* _Requirement_
Transcribe the listing in full, excluding any pictures.

* _Lines of data_
>> begin

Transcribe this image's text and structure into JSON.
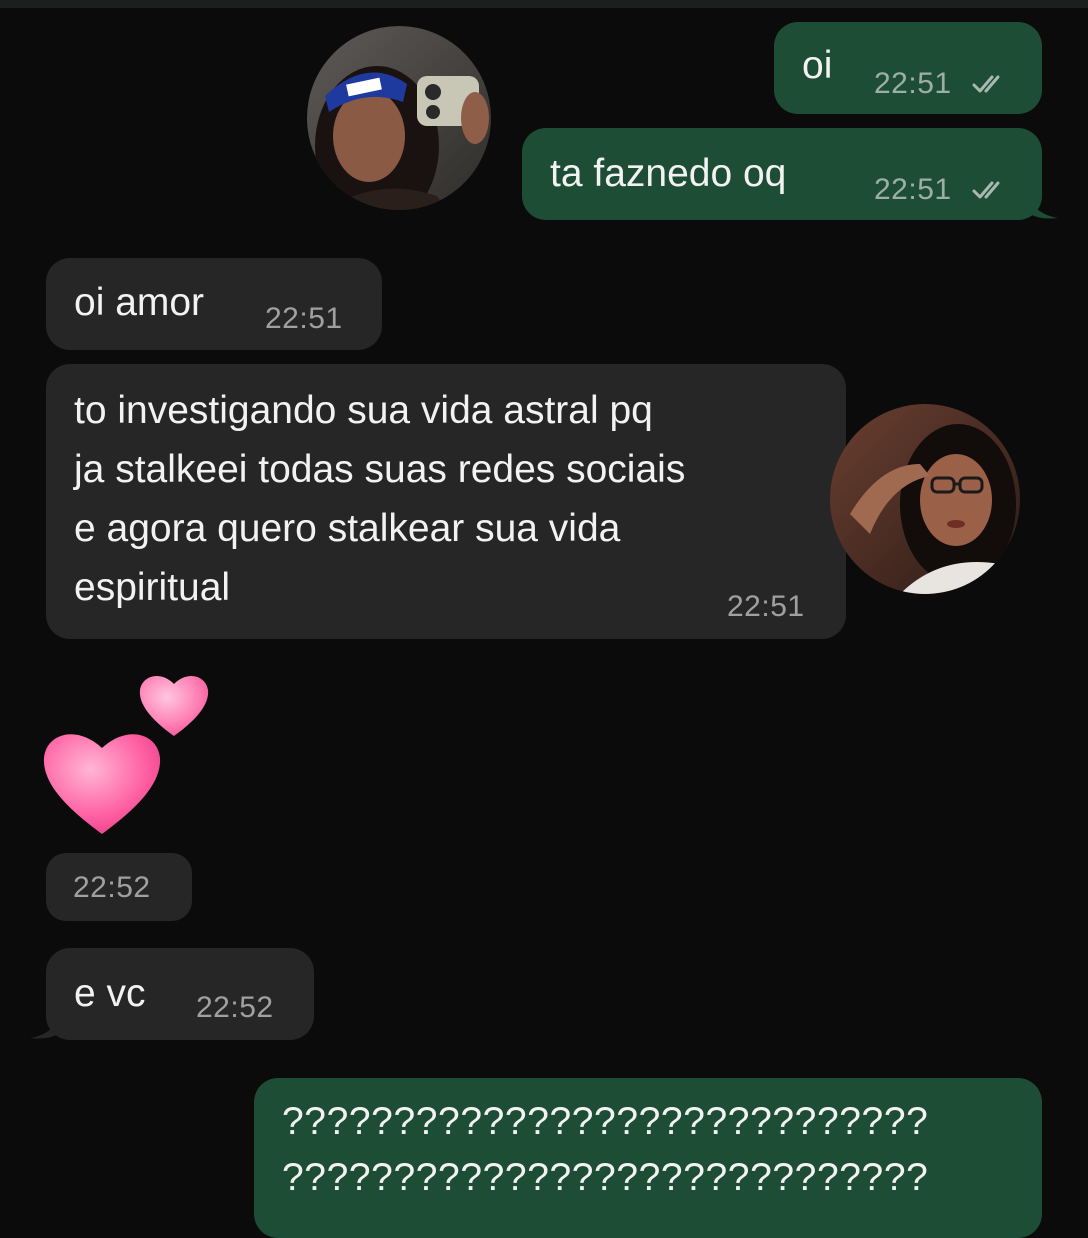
{
  "messages": [
    {
      "id": "m1",
      "direction": "out",
      "text": "oi",
      "time": "22:51",
      "status": "read"
    },
    {
      "id": "m2",
      "direction": "out",
      "text": "ta faznedo oq",
      "time": "22:51",
      "status": "read"
    },
    {
      "id": "m3",
      "direction": "in",
      "text": "oi amor",
      "time": "22:51"
    },
    {
      "id": "m4",
      "direction": "in",
      "lines": [
        "to investigando sua vida astral pq",
        "ja stalkeei todas suas redes sociais",
        "e agora quero stalkear sua vida",
        "espiritual"
      ],
      "time": "22:51"
    },
    {
      "id": "m5",
      "direction": "in",
      "emoji": "two-hearts",
      "time": "22:52"
    },
    {
      "id": "m6",
      "direction": "in",
      "text": "e vc",
      "time": "22:52"
    },
    {
      "id": "m7",
      "direction": "out",
      "lines": [
        "?????????????????????????????",
        "?????????????????????????????"
      ]
    }
  ],
  "colors": {
    "background": "#0b0b0b",
    "outgoing_bubble": "#1d4d34",
    "incoming_bubble": "#262626",
    "heart_pink": "#ff5fa2"
  },
  "icons": {
    "read_receipt": "double-check-icon",
    "avatar_1": "avatar-photo",
    "avatar_2": "avatar-photo"
  }
}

>> end

* _Finished task_
Transcribe this image's text and structure into JSON.
{
  "messages": [
    {
      "id": "m1",
      "direction": "out",
      "text": "oi",
      "time": "22:51",
      "status": "read"
    },
    {
      "id": "m2",
      "direction": "out",
      "text": "ta faznedo oq",
      "time": "22:51",
      "status": "read"
    },
    {
      "id": "m3",
      "direction": "in",
      "text": "oi amor",
      "time": "22:51"
    },
    {
      "id": "m4",
      "direction": "in",
      "lines": [
        "to investigando sua vida astral pq",
        "ja stalkeei todas suas redes sociais",
        "e agora quero stalkear sua vida",
        "espiritual"
      ],
      "time": "22:51"
    },
    {
      "id": "m5",
      "direction": "in",
      "emoji": "two-hearts",
      "time": "22:52"
    },
    {
      "id": "m6",
      "direction": "in",
      "text": "e vc",
      "time": "22:52"
    },
    {
      "id": "m7",
      "direction": "out",
      "lines": [
        "?????????????????????????????",
        "?????????????????????????????"
      ]
    }
  ],
  "colors": {
    "background": "#0b0b0b",
    "outgoing_bubble": "#1d4d34",
    "incoming_bubble": "#262626",
    "heart_pink": "#ff5fa2"
  },
  "icons": {
    "read_receipt": "double-check-icon",
    "avatar_1": "avatar-photo",
    "avatar_2": "avatar-photo"
  }
}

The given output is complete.